Consigne: Pouvez-vous restituer mot pour mot, dans l'article sur les achats en épicerie, le passage qui va de « Dans certains supermarchés » à « Pas si sûr... » ?

Dans certains supermarchés de la Mauricie, la vente de produits en conserve augmente soudainement à l'automne. Sans même regarder la date sur le calendrier, les épiciers savent que c'est la saison de la chasse.

Qui vous connaît le mieux, votre coiffeur ou votre épicier?

Votre coiffeur, à qui vous faîtes des confidences à faire rougir les voisins durant votre coupe? Pas si sûr...

Les achats des consommateurs, en épicerie, sont soigneusement observés, car ils révèlent des détails précieux sur la personnalité et les habitudes de la clientèle. «Nous regardons les chiffres de vente à tous les jours, parfois même à toutes les heures», confie Nick Jennery, président du Conseil canadien de la distribution alimentaire qui regroupe les grands supermarchés du pays.

la saison de la chasse est ouverte? Les épiciers de la province le savent immédiatement car la vente d'aliments en conserves augmentent subitement, dans certaines régions du Québec. Les chasseurs font le plein avant de disparaître dans le bois pendant plusieurs jours.

Les hommes et les femmes font l'épicerie différemment, plus de viande pour monsieur, plus de fruits pour madame. Le homard se vend plus en ville et partout en province, le jus de pruneau se boit comme jamais. Une hausse spectaculaire de ses ventes de 156% l'année dernière , ce qui rappelle que oui, le Québec est bel et bien une société vieillissante...

Les dernières données sur les dépenses alimentaires des Québécois nous révèlent beaucoup plus qu'une augmentation des ventes de ceci ou cela. Derrière les statistiques, on comprend que les Québécois sont toujours aussi gourmands, et même gourmets, en partie. On apprend que certains sont de plus en plus préoccupés par leur santé, même au supermarché. Mais, plus que tout, on voit que les Québécois sont à bout de souffle.

«On observe actuellement une grande présence des plats cuisinés et de l'alimentation industrielle», note l'historien de l'alimentation Carl Witchel. Les gens manquent de temps pour cuisiner. On le sait parce que certains ingrédients de base se vendent moins, dit-il.

Autre constat : des nouveaux ingrédients gagnent en popularité, comme les artichauts et les rapinis, preuve que les animateurs de télévision qui les cuisinent à l'écran ont vraiment de l'influence. Mais pour un Québécois qui prend le temps de cuisiner, il y en a un autre qui va préférer acheter du tout-fait industriel. La preuve? Les ingrédients nouveaux arrivent aussi des usines: les ventes de chili en conserve ont presque doublé rien qu'en 2008, selon les chiffres de la firme Nielsen.

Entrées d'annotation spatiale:
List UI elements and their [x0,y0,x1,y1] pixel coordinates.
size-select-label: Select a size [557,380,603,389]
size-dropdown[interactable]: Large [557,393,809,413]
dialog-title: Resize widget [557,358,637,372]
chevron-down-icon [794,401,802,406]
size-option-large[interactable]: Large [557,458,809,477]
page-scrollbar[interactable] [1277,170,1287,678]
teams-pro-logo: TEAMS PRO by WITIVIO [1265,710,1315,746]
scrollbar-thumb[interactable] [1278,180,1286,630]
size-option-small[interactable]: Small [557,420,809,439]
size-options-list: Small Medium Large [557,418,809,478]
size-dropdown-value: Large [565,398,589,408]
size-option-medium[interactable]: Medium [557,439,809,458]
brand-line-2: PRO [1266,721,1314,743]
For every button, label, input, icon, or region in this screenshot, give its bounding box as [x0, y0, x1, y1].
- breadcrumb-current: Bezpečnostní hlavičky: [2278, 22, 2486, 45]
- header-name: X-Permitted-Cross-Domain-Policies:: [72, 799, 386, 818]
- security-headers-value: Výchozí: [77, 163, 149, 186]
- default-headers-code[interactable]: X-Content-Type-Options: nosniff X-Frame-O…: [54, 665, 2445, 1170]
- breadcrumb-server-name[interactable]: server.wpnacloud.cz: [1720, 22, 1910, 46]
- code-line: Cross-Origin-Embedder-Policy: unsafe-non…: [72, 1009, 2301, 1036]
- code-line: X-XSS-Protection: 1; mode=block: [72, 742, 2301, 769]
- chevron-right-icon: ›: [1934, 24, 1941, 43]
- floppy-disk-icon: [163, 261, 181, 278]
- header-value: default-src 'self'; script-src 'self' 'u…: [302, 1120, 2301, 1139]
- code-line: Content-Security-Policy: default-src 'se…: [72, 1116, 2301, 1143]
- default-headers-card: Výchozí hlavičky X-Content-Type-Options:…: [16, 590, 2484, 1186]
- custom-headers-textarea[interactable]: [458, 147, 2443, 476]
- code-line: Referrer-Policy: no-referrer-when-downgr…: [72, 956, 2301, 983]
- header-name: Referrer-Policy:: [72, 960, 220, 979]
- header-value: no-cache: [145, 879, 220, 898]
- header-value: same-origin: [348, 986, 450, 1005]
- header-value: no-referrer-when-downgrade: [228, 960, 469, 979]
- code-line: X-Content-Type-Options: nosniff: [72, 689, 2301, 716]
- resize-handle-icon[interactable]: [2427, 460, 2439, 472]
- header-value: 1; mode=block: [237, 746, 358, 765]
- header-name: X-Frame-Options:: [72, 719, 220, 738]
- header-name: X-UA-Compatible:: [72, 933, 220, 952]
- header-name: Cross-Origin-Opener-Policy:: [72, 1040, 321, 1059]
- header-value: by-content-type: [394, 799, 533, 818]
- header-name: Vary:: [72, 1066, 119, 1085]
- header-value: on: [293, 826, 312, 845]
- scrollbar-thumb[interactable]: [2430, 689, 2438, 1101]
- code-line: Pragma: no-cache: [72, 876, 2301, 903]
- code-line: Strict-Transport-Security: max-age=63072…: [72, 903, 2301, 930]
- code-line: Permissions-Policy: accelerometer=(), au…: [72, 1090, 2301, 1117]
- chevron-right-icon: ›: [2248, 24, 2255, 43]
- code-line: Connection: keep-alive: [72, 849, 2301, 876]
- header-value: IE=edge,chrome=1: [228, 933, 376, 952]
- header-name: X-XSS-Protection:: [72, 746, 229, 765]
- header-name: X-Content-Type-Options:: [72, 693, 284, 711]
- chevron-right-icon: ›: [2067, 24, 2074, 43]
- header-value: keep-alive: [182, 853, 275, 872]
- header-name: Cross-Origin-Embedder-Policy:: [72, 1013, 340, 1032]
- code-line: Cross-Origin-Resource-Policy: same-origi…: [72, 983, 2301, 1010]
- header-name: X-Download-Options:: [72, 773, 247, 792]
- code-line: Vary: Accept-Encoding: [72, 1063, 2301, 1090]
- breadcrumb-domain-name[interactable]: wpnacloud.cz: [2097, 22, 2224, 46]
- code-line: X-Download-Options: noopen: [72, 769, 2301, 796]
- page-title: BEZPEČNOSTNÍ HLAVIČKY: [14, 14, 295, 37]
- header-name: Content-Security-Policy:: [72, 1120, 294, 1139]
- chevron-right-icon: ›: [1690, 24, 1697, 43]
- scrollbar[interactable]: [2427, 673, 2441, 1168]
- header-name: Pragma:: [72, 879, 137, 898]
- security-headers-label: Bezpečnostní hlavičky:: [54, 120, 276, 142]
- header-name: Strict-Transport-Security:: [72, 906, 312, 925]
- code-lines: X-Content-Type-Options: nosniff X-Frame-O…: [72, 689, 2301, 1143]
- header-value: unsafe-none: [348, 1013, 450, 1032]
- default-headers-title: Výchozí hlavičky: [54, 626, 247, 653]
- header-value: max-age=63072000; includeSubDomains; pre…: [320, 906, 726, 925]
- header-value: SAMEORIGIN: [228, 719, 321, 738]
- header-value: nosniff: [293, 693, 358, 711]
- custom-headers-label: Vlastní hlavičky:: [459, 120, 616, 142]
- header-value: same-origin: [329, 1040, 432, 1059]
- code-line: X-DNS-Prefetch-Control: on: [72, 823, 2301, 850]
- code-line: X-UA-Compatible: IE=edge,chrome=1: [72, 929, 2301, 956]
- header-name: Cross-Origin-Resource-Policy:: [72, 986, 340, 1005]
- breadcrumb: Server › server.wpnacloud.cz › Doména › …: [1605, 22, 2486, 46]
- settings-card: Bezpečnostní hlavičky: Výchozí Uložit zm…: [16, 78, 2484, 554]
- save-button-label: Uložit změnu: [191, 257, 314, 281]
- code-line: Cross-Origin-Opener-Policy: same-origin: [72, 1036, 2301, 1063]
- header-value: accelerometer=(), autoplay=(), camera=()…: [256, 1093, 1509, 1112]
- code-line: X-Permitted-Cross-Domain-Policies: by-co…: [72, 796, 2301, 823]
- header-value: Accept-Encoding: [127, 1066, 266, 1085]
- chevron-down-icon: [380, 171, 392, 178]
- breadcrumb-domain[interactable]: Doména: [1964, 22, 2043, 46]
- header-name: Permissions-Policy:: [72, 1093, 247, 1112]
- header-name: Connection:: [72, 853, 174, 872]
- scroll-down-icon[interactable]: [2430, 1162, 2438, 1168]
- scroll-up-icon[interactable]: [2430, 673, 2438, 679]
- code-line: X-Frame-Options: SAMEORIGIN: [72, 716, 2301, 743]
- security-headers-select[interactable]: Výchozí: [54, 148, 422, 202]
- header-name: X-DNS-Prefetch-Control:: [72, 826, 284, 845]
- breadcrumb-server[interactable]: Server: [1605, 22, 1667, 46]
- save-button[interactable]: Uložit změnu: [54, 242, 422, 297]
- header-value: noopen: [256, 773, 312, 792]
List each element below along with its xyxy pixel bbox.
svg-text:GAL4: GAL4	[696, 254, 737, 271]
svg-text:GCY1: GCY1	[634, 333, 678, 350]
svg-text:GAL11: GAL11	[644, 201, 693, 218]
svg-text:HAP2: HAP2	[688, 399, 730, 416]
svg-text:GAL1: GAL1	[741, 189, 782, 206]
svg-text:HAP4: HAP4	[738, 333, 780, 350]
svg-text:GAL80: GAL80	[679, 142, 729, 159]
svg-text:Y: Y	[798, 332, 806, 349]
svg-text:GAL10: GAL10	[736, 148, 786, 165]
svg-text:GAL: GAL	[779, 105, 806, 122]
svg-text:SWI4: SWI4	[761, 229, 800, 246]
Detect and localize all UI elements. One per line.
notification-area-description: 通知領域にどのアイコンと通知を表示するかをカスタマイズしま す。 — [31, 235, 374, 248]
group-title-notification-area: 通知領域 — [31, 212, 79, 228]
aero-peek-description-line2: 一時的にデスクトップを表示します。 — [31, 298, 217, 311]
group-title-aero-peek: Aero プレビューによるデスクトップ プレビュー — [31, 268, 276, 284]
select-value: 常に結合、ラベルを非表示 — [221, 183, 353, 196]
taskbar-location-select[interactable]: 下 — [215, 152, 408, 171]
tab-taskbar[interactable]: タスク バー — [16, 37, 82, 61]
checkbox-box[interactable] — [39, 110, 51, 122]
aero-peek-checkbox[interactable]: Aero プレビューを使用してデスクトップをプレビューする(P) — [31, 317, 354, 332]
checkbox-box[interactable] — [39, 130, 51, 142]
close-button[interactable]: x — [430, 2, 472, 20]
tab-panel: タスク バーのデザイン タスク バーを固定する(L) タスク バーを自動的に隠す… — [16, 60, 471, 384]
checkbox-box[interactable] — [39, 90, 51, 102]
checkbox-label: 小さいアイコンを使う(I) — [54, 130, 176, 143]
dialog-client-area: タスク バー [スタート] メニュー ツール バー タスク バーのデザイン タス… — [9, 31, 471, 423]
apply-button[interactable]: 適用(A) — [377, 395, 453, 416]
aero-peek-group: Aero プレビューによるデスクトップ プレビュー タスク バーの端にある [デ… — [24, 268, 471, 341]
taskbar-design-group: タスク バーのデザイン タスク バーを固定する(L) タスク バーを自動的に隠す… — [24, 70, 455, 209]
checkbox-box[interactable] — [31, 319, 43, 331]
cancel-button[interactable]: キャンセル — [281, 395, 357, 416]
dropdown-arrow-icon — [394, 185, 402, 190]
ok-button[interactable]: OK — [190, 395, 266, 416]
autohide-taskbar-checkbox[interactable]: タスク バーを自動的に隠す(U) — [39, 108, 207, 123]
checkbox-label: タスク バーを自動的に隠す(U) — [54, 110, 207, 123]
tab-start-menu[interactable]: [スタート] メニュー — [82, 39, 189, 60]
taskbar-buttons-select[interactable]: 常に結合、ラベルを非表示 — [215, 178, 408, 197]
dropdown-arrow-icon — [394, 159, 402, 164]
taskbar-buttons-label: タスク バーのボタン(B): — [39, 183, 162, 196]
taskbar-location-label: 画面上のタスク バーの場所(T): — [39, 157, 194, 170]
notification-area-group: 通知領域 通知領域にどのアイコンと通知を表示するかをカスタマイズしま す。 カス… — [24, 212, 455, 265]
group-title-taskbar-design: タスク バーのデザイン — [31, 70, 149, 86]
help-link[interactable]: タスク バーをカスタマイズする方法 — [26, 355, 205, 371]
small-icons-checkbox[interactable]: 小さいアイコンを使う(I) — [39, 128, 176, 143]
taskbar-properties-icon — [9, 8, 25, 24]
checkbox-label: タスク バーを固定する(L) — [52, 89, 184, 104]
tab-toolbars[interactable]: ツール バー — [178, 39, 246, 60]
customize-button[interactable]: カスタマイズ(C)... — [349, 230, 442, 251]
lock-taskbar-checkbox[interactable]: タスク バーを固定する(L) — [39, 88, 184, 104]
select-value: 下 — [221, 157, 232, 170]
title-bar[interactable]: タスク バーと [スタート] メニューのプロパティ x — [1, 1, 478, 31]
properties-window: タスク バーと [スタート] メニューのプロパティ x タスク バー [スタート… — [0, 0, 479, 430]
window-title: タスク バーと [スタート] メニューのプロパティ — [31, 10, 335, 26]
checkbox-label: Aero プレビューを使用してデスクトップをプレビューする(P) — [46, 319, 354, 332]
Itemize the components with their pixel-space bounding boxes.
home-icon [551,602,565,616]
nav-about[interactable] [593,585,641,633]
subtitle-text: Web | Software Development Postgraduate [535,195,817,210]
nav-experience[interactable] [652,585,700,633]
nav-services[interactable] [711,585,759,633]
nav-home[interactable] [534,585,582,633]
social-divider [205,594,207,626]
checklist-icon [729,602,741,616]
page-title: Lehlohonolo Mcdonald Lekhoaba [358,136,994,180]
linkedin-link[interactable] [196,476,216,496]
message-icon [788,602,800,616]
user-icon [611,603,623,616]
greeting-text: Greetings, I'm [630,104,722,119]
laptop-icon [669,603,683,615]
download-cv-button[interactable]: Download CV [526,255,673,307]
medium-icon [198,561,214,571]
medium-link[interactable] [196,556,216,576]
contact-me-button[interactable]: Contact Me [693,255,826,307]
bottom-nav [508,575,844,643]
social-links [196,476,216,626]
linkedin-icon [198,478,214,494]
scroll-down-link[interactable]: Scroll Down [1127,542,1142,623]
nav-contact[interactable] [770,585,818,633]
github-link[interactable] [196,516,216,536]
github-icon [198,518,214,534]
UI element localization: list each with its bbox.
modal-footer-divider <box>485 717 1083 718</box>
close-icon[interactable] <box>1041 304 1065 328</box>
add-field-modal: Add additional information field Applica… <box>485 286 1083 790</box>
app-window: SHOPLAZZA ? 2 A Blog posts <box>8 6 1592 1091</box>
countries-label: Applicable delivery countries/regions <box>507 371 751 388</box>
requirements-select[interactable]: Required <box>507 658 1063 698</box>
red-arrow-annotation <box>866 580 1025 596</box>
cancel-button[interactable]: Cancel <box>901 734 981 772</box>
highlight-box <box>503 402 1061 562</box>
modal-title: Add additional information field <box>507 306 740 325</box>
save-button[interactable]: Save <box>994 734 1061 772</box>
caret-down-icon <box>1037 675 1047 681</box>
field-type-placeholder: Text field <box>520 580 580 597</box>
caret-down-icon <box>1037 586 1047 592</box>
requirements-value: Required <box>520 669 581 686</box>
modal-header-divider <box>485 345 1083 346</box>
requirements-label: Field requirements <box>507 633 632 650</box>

Réponse rédigée:
Dans certains supermarchés de la Mauricie, la vente de produits en conserve augmente soudainement à l'automne. Sans même regarder la date sur le calendrier, les épiciers savent que c'est la saison de la chasse.

Qui vous connaît le mieux, votre coiffeur ou votre épicier?

Votre coiffeur, à qui vous faîtes des confidences à faire rougir les voisins durant votre coupe? Pas si sûr...